(Saved entries)
====================

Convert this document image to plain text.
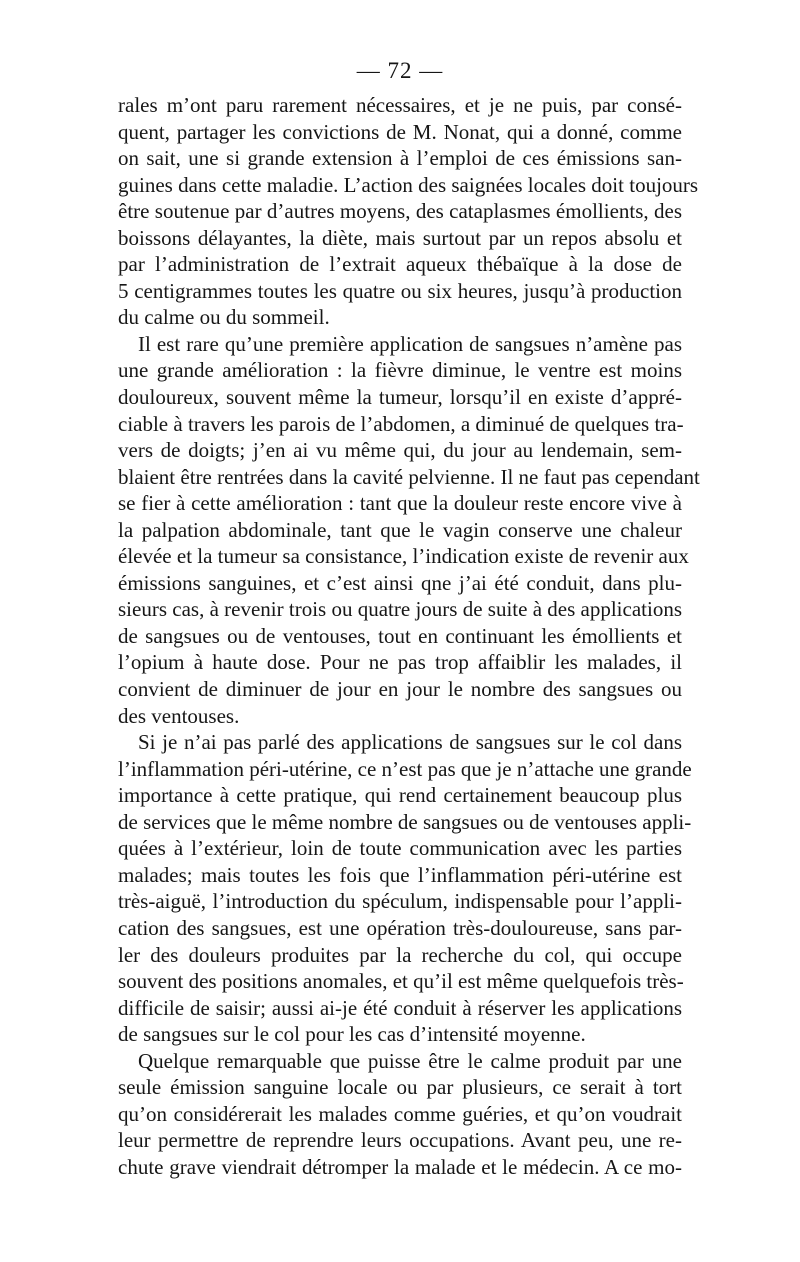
— 72 —
rales m’ont paru rarement nécessaires, et je ne puis, par consé-
quent, partager les convictions de M. Nonat, qui a donné, comme
on sait, une si grande extension à l’emploi de ces émissions san-
guines dans cette maladie. L’action des saignées locales doit toujours
être soutenue par d’autres moyens, des cataplasmes émollients, des
boissons délayantes, la diète, mais surtout par un repos absolu et
par l’administration de l’extrait aqueux thébaïque à la dose de
5 centigrammes toutes les quatre ou six heures, jusqu’à production
du calme ou du sommeil.
Il est rare qu’une première application de sangsues n’amène pas
une grande amélioration : la fièvre diminue, le ventre est moins
douloureux, souvent même la tumeur, lorsqu’il en existe d’appré-
ciable à travers les parois de l’abdomen, a diminué de quelques tra-
vers de doigts; j’en ai vu même qui, du jour au lendemain, sem-
blaient être rentrées dans la cavité pelvienne. Il ne faut pas cependant
se fier à cette amélioration : tant que la douleur reste encore vive à
la palpation abdominale, tant que le vagin conserve une chaleur
élevée et la tumeur sa consistance, l’indication existe de revenir aux
émissions sanguines, et c’est ainsi qne j’ai été conduit, dans plu-
sieurs cas, à revenir trois ou quatre jours de suite à des applications
de sangsues ou de ventouses, tout en continuant les émollients et
l’opium à haute dose. Pour ne pas trop affaiblir les malades, il
convient de diminuer de jour en jour le nombre des sangsues ou
des ventouses.
Si je n’ai pas parlé des applications de sangsues sur le col dans
l’inflammation péri-utérine, ce n’est pas que je n’attache une grande
importance à cette pratique, qui rend certainement beaucoup plus
de services que le même nombre de sangsues ou de ventouses appli-
quées à l’extérieur, loin de toute communication avec les parties
malades; mais toutes les fois que l’inflammation péri-utérine est
très-aiguë, l’introduction du spéculum, indispensable pour l’appli-
cation des sangsues, est une opération très-douloureuse, sans par-
ler des douleurs produites par la recherche du col, qui occupe
souvent des positions anomales, et qu’il est même quelquefois très-
difficile de saisir; aussi ai-je été conduit à réserver les applications
de sangsues sur le col pour les cas d’intensité moyenne.
Quelque remarquable que puisse être le calme produit par une
seule émission sanguine locale ou par plusieurs, ce serait à tort
qu’on considérerait les malades comme guéries, et qu’on voudrait
leur permettre de reprendre leurs occupations. Avant peu, une re-
chute grave viendrait détromper la malade et le médecin. A ce mo-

====================

Short task: Copy each line above containing the string "émissions".

Worked answer:
on sait, une si grande extension à l’emploi de ces émissions san-
émissions sanguines, et c’est ainsi qne j’ai été conduit, dans plu-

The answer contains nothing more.